Leave out the pictures and copy each record below exactly.
>> begin MATERIAL SHOWN
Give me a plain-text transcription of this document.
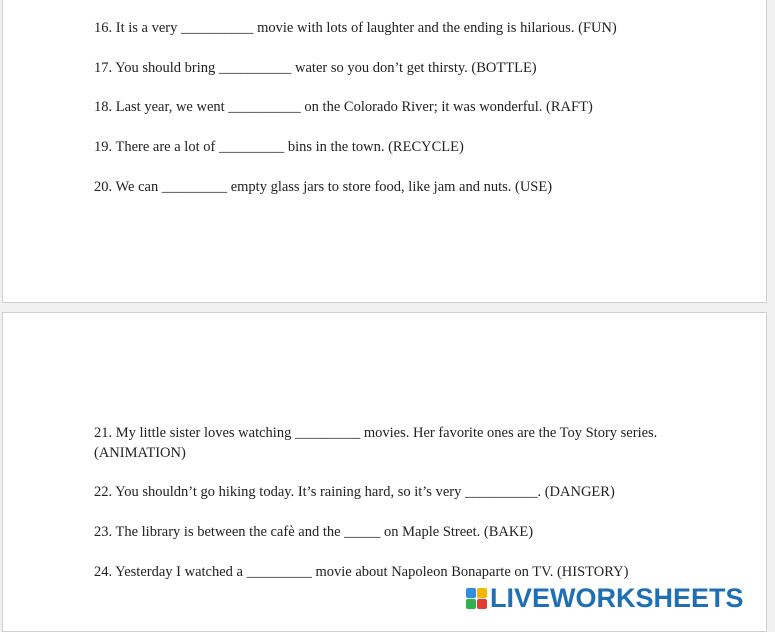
16. It is a very __________ movie with lots of laughter and the ending is hilarious. (FUN)
17. You should bring __________ water so you don’t get thirsty. (BOTTLE)
18. Last year, we went __________ on the Colorado River; it was wonderful. (RAFT)
19. There are a lot of _________ bins in the town. (RECYCLE)
20. We can _________ empty glass jars to store food, like jam and nuts. (USE)
21. My little sister loves watching _________ movies. Her favorite ones are the Toy Story series. (ANIMATION)
22. You shouldn’t go hiking today. It’s raining hard, so it’s very __________. (DANGER)
23. The library is between the cafè and the _____ on Maple Street. (BAKE)
24. Yesterday I watched a _________ movie about Napoleon Bonaparte on TV. (HISTORY)
LIVEWORKSHEETS
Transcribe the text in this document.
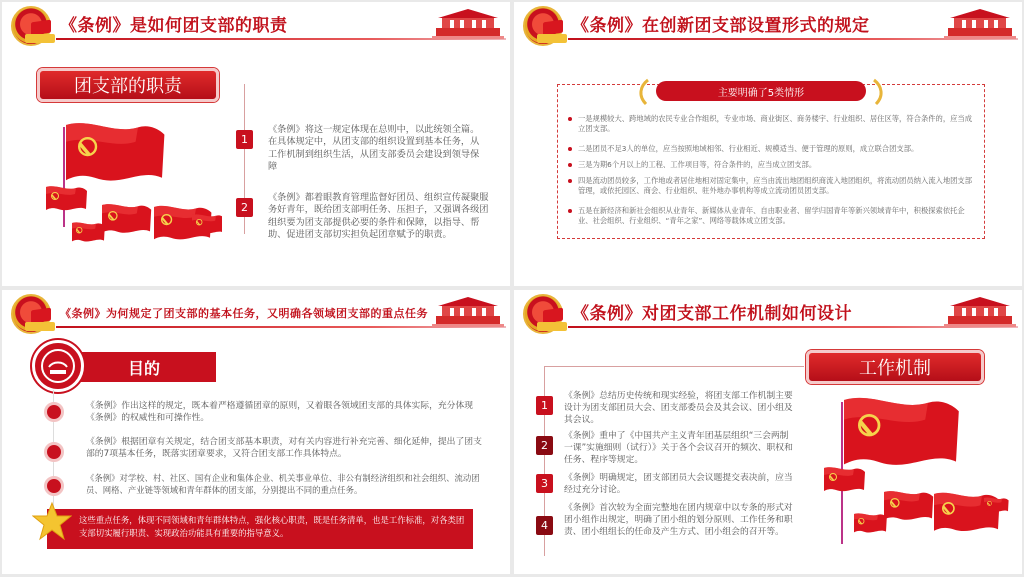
《条例》是如何团支部的职责
团支部的职责
1
《条例》将这一规定体现在总则中，以此统领全篇。在具体规定中，从团支部的组织设置到基本任务，从工作机制到组织生活，从团支部委员会建设到领导保障
2
《条例》都着眼教育管理监督好团员、组织宣传凝聚服务好青年，既给团支部明任务、压担子，又强调各级团组织要为团支部提供必要的条件和保障，以指导、帮助、促进团支部切实担负起团章赋予的职责。
《条例》在创新团支部设置形式的规定
主要明确了5类情形
一是规模较大、跨地域的农民专业合作组织，专业市场、商业街区、商务楼宇、行业组织、居住区等，符合条件的，应当成立团支部。
二是团员不足3人的单位，应当按照地域相邻、行业相近、规模适当、便于管理的原则，成立联合团支部。
三是为期6个月以上的工程、工作项目等，符合条件的，应当成立团支部。
四是流动团员较多，工作地或者居住地相对固定集中，应当由流出地团组织商流入地团组织，将流动团员纳入流入地团支部管理，或依托园区、商会、行业组织、驻外地办事机构等成立流动团员团支部。
五是在新经济和新社会组织从业青年、新媒体从业青年、自由职业者、留学归国青年等新兴领域青年中，积极探索依托企业、社会组织、行业组织、“青年之家”、网络等载体成立团支部。
《条例》为何规定了团支部的基本任务，又明确各领域团支部的重点任务
目的
《条例》作出这样的规定，既本着严格遵循团章的原则，又着眼各领域团支部的具体实际，充分体现《条例》的权威性和可操作性。
《条例》根据团章有关规定，结合团支部基本职责，对有关内容进行补充完善、细化延伸，提出了团支部的7项基本任务，既落实团章要求，又符合团支部工作具体特点。
《条例》对学校、村、社区、国有企业和集体企业、机关事业单位、非公有制经济组织和社会组织、流动团员、网格、产业链等领域和青年群体的团支部，分别提出不同的重点任务。
这些重点任务，体现不同领域和青年群体特点，强化核心职责，既是任务清单，也是工作标准，对各类团支部切实履行职责、实现政治功能具有重要的指导意义。
《条例》对团支部工作机制如何设计
工作机制
1
《条例》总结历史传统和现实经验，将团支部工作机制主要设计为团支部团员大会、团支部委员会及其会议、团小组及其会议。
2
《条例》重申了《中国共产主义青年团基层组织“三会两制一课”实施细则（试行）》关于各个会议召开的频次、职权和任务、程序等规定。
3	《条例》明确规定，团支部团员大会议题提交表决前，应当经过充分讨论。
4
《条例》首次较为全面完整地在团内规章中以专条的形式对团小组作出规定，明确了团小组的划分原则、工作任务和职责、团小组组长的任命及产生方式、团小组会的召开等。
>> end MATERIAL SHOWN
- **EXPECTED ANSWER**:
Give me a plain-text transcription of this document.
16. It is a very __________ movie with lots of laughter and the ending is hilarious. (FUN)
17. You should bring __________ water so you don’t get thirsty. (BOTTLE)
18. Last year, we went __________ on the Colorado River; it was wonderful. (RAFT)
19. There are a lot of _________ bins in the town. (RECYCLE)
20. We can _________ empty glass jars to store food, like jam and nuts. (USE)
21. My little sister loves watching _________ movies. Her favorite ones are the Toy Story series. (ANIMATION)
22. You shouldn’t go hiking today. It’s raining hard, so it’s very __________. (DANGER)
23. The library is between the cafè and the _____ on Maple Street. (BAKE)
24. Yesterday I watched a _________ movie about Napoleon Bonaparte on TV. (HISTORY)
LIVEWORKSHEETS
Transcribe the text in this document.
《条例》是如何团支部的职责
团支部的职责
1
《条例》将这一规定体现在总则中，以此统领全篇。在具体规定中，从团支部的组织设置到基本任务，从工作机制到组织生活，从团支部委员会建设到领导保障
2
《条例》都着眼教育管理监督好团员、组织宣传凝聚服务好青年，既给团支部明任务、压担子，又强调各级团组织要为团支部提供必要的条件和保障，以指导、帮助、促进团支部切实担负起团章赋予的职责。
《条例》在创新团支部设置形式的规定
主要明确了5类情形
一是规模较大、跨地域的农民专业合作组织，专业市场、商业街区、商务楼宇、行业组织、居住区等，符合条件的，应当成立团支部。
二是团员不足3人的单位，应当按照地域相邻、行业相近、规模适当、便于管理的原则，成立联合团支部。
三是为期6个月以上的工程、工作项目等，符合条件的，应当成立团支部。
四是流动团员较多，工作地或者居住地相对固定集中，应当由流出地团组织商流入地团组织，将流动团员纳入流入地团支部管理，或依托园区、商会、行业组织、驻外地办事机构等成立流动团员团支部。
五是在新经济和新社会组织从业青年、新媒体从业青年、自由职业者、留学归国青年等新兴领域青年中，积极探索依托企业、社会组织、行业组织、“青年之家”、网络等载体成立团支部。
《条例》为何规定了团支部的基本任务，又明确各领域团支部的重点任务
目的
《条例》作出这样的规定，既本着严格遵循团章的原则，又着眼各领域团支部的具体实际，充分体现《条例》的权威性和可操作性。
《条例》根据团章有关规定，结合团支部基本职责，对有关内容进行补充完善、细化延伸，提出了团支部的7项基本任务，既落实团章要求，又符合团支部工作具体特点。
《条例》对学校、村、社区、国有企业和集体企业、机关事业单位、非公有制经济组织和社会组织、流动团员、网格、产业链等领域和青年群体的团支部，分别提出不同的重点任务。
这些重点任务，体现不同领域和青年群体特点，强化核心职责，既是任务清单，也是工作标准，对各类团支部切实履行职责、实现政治功能具有重要的指导意义。
《条例》对团支部工作机制如何设计
工作机制
1
《条例》总结历史传统和现实经验，将团支部工作机制主要设计为团支部团员大会、团支部委员会及其会议、团小组及其会议。
2
《条例》重申了《中国共产主义青年团基层组织“三会两制一课”实施细则（试行）》关于各个会议召开的频次、职权和任务、程序等规定。
3	《条例》明确规定，团支部团员大会议题提交表决前，应当经过充分讨论。
4
《条例》首次较为全面完整地在团内规章中以专条的形式对团小组作出规定，明确了团小组的划分原则、工作任务和职责、团小组组长的任命及产生方式、团小组会的召开等。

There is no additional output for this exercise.